→ **Task instructions**
A faithful transcription of all the data is required.

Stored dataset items
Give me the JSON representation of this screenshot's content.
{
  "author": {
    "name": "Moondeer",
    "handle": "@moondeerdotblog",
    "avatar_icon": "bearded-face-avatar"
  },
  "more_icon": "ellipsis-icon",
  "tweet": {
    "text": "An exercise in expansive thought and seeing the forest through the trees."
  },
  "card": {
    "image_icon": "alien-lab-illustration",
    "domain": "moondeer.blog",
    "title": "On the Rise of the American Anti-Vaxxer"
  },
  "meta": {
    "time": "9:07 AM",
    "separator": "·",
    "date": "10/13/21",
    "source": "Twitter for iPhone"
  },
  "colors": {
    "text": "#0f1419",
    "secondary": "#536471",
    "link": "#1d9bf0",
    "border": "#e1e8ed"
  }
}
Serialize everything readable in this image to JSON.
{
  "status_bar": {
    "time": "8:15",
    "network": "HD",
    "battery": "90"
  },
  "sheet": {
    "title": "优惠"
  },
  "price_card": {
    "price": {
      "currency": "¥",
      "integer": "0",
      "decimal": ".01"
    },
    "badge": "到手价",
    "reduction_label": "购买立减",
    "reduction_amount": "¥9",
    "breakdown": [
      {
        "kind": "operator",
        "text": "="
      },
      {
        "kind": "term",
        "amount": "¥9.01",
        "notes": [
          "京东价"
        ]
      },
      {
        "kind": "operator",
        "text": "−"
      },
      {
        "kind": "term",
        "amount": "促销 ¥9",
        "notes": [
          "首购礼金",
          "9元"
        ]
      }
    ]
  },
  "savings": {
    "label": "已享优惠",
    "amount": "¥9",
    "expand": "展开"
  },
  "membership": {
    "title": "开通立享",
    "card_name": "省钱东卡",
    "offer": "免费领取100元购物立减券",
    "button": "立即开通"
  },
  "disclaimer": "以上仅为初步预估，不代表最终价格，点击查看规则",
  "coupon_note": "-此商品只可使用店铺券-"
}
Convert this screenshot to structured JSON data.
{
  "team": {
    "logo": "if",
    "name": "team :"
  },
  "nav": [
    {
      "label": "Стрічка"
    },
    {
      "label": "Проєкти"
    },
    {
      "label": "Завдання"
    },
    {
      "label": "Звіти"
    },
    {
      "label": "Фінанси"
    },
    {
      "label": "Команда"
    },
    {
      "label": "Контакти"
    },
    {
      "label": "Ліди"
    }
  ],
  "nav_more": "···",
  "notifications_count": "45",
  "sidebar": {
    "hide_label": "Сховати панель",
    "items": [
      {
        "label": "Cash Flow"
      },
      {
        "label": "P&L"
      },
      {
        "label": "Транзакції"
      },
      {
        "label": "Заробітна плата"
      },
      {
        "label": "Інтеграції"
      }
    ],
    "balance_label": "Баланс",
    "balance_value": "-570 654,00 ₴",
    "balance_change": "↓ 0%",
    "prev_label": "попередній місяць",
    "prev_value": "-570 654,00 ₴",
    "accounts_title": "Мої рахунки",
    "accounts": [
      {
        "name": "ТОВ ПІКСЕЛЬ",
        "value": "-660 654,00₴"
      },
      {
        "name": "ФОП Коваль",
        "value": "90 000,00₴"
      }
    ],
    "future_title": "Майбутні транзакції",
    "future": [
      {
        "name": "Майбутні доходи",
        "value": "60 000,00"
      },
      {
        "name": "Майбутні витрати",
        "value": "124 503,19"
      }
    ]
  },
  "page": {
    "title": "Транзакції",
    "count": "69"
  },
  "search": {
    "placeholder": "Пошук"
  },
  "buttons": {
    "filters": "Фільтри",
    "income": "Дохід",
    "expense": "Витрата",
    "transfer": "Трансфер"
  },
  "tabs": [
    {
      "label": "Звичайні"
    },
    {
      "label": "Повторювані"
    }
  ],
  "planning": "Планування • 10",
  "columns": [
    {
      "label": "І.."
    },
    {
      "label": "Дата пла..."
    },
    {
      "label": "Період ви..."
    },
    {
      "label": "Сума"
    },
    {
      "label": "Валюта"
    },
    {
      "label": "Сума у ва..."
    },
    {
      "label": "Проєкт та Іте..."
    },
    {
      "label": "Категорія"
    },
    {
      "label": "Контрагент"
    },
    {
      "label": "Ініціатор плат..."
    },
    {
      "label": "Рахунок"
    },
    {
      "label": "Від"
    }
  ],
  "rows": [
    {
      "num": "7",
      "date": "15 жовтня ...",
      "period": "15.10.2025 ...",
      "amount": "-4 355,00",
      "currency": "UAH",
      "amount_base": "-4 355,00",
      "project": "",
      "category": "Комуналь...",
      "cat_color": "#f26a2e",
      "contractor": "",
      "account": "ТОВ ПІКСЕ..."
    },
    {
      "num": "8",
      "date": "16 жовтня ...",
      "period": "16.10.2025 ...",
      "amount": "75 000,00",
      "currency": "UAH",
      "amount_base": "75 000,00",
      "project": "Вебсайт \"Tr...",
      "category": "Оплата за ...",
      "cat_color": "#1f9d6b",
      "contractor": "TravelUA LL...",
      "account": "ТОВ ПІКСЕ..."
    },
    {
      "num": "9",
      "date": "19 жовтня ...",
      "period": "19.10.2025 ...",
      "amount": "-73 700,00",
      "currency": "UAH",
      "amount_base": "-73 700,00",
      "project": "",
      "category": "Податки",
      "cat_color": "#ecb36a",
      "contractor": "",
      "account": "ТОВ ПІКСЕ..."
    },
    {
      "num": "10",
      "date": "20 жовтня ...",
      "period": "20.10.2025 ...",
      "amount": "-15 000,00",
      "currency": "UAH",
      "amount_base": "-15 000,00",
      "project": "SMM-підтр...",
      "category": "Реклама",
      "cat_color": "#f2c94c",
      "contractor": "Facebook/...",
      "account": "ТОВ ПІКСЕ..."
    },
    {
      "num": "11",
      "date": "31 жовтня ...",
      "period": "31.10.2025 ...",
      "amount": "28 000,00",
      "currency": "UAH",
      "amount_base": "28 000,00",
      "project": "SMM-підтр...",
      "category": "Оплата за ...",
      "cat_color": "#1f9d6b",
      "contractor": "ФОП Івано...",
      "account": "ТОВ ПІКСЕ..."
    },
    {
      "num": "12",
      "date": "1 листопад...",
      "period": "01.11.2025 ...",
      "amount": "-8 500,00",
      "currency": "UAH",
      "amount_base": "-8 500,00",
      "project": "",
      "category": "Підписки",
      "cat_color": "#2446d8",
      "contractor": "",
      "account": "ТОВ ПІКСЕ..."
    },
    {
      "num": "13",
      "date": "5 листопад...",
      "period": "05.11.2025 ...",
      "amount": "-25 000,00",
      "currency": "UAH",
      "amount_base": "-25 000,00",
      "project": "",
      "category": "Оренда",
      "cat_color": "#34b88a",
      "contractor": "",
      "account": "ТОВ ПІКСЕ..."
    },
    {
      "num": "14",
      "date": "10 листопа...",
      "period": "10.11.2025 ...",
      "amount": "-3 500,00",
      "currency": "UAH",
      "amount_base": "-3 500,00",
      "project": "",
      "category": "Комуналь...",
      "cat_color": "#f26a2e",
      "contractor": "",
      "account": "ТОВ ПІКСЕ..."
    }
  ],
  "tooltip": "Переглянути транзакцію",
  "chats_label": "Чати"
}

→ **Response below**
Give me the JSON representation of this screenshot's content.
{
  "author": {
    "name": "Moondeer",
    "handle": "@moondeerdotblog",
    "avatar_icon": "bearded-face-avatar"
  },
  "more_icon": "ellipsis-icon",
  "tweet": {
    "text": "An exercise in expansive thought and seeing the forest through the trees."
  },
  "card": {
    "image_icon": "alien-lab-illustration",
    "domain": "moondeer.blog",
    "title": "On the Rise of the American Anti-Vaxxer"
  },
  "meta": {
    "time": "9:07 AM",
    "separator": "·",
    "date": "10/13/21",
    "source": "Twitter for iPhone"
  },
  "colors": {
    "text": "#0f1419",
    "secondary": "#536471",
    "link": "#1d9bf0",
    "border": "#e1e8ed"
  }
}
Serialize everything readable in this image to JSON.
{
  "status_bar": {
    "time": "8:15",
    "network": "HD",
    "battery": "90"
  },
  "sheet": {
    "title": "优惠"
  },
  "price_card": {
    "price": {
      "currency": "¥",
      "integer": "0",
      "decimal": ".01"
    },
    "badge": "到手价",
    "reduction_label": "购买立减",
    "reduction_amount": "¥9",
    "breakdown": [
      {
        "kind": "operator",
        "text": "="
      },
      {
        "kind": "term",
        "amount": "¥9.01",
        "notes": [
          "京东价"
        ]
      },
      {
        "kind": "operator",
        "text": "−"
      },
      {
        "kind": "term",
        "amount": "促销 ¥9",
        "notes": [
          "首购礼金",
          "9元"
        ]
      }
    ]
  },
  "savings": {
    "label": "已享优惠",
    "amount": "¥9",
    "expand": "展开"
  },
  "membership": {
    "title": "开通立享",
    "card_name": "省钱东卡",
    "offer": "免费领取100元购物立减券",
    "button": "立即开通"
  },
  "disclaimer": "以上仅为初步预估，不代表最终价格，点击查看规则",
  "coupon_note": "-此商品只可使用店铺券-"
}
Convert this screenshot to structured JSON data.
{
  "team": {
    "logo": "if",
    "name": "team :"
  },
  "nav": [
    {
      "label": "Стрічка"
    },
    {
      "label": "Проєкти"
    },
    {
      "label": "Завдання"
    },
    {
      "label": "Звіти"
    },
    {
      "label": "Фінанси"
    },
    {
      "label": "Команда"
    },
    {
      "label": "Контакти"
    },
    {
      "label": "Ліди"
    }
  ],
  "nav_more": "···",
  "notifications_count": "45",
  "sidebar": {
    "hide_label": "Сховати панель",
    "items": [
      {
        "label": "Cash Flow"
      },
      {
        "label": "P&L"
      },
      {
        "label": "Транзакції"
      },
      {
        "label": "Заробітна плата"
      },
      {
        "label": "Інтеграції"
      }
    ],
    "balance_label": "Баланс",
    "balance_value": "-570 654,00 ₴",
    "balance_change": "↓ 0%",
    "prev_label": "попередній місяць",
    "prev_value": "-570 654,00 ₴",
    "accounts_title": "Мої рахунки",
    "accounts": [
      {
        "name": "ТОВ ПІКСЕЛЬ",
        "value": "-660 654,00₴"
      },
      {
        "name": "ФОП Коваль",
        "value": "90 000,00₴"
      }
    ],
    "future_title": "Майбутні транзакції",
    "future": [
      {
        "name": "Майбутні доходи",
        "value": "60 000,00"
      },
      {
        "name": "Майбутні витрати",
        "value": "124 503,19"
      }
    ]
  },
  "page": {
    "title": "Транзакції",
    "count": "69"
  },
  "search": {
    "placeholder": "Пошук"
  },
  "buttons": {
    "filters": "Фільтри",
    "income": "Дохід",
    "expense": "Витрата",
    "transfer": "Трансфер"
  },
  "tabs": [
    {
      "label": "Звичайні"
    },
    {
      "label": "Повторювані"
    }
  ],
  "planning": "Планування • 10",
  "columns": [
    {
      "label": "І.."
    },
    {
      "label": "Дата пла..."
    },
    {
      "label": "Період ви..."
    },
    {
      "label": "Сума"
    },
    {
      "label": "Валюта"
    },
    {
      "label": "Сума у ва..."
    },
    {
      "label": "Проєкт та Іте..."
    },
    {
      "label": "Категорія"
    },
    {
      "label": "Контрагент"
    },
    {
      "label": "Ініціатор плат..."
    },
    {
      "label": "Рахунок"
    },
    {
      "label": "Від"
    }
  ],
  "rows": [
    {
      "num": "7",
      "date": "15 жовтня ...",
      "period": "15.10.2025 ...",
      "amount": "-4 355,00",
      "currency": "UAH",
      "amount_base": "-4 355,00",
      "project": "",
      "category": "Комуналь...",
      "cat_color": "#f26a2e",
      "contractor": "",
      "account": "ТОВ ПІКСЕ..."
    },
    {
      "num": "8",
      "date": "16 жовтня ...",
      "period": "16.10.2025 ...",
      "amount": "75 000,00",
      "currency": "UAH",
      "amount_base": "75 000,00",
      "project": "Вебсайт \"Tr...",
      "category": "Оплата за ...",
      "cat_color": "#1f9d6b",
      "contractor": "TravelUA LL...",
      "account": "ТОВ ПІКСЕ..."
    },
    {
      "num": "9",
      "date": "19 жовтня ...",
      "period": "19.10.2025 ...",
      "amount": "-73 700,00",
      "currency": "UAH",
      "amount_base": "-73 700,00",
      "project": "",
      "category": "Податки",
      "cat_color": "#ecb36a",
      "contractor": "",
      "account": "ТОВ ПІКСЕ..."
    },
    {
      "num": "10",
      "date": "20 жовтня ...",
      "period": "20.10.2025 ...",
      "amount": "-15 000,00",
      "currency": "UAH",
      "amount_base": "-15 000,00",
      "project": "SMM-підтр...",
      "category": "Реклама",
      "cat_color": "#f2c94c",
      "contractor": "Facebook/...",
      "account": "ТОВ ПІКСЕ..."
    },
    {
      "num": "11",
      "date": "31 жовтня ...",
      "period": "31.10.2025 ...",
      "amount": "28 000,00",
      "currency": "UAH",
      "amount_base": "28 000,00",
      "project": "SMM-підтр...",
      "category": "Оплата за ...",
      "cat_color": "#1f9d6b",
      "contractor": "ФОП Івано...",
      "account": "ТОВ ПІКСЕ..."
    },
    {
      "num": "12",
      "date": "1 листопад...",
      "period": "01.11.2025 ...",
      "amount": "-8 500,00",
      "currency": "UAH",
      "amount_base": "-8 500,00",
      "project": "",
      "category": "Підписки",
      "cat_color": "#2446d8",
      "contractor": "",
      "account": "ТОВ ПІКСЕ..."
    },
    {
      "num": "13",
      "date": "5 листопад...",
      "period": "05.11.2025 ...",
      "amount": "-25 000,00",
      "currency": "UAH",
      "amount_base": "-25 000,00",
      "project": "",
      "category": "Оренда",
      "cat_color": "#34b88a",
      "contractor": "",
      "account": "ТОВ ПІКСЕ..."
    },
    {
      "num": "14",
      "date": "10 листопа...",
      "period": "10.11.2025 ...",
      "amount": "-3 500,00",
      "currency": "UAH",
      "amount_base": "-3 500,00",
      "project": "",
      "category": "Комуналь...",
      "cat_color": "#f26a2e",
      "contractor": "",
      "account": "ТОВ ПІКСЕ..."
    }
  ],
  "tooltip": "Переглянути транзакцію",
  "chats_label": "Чати"
}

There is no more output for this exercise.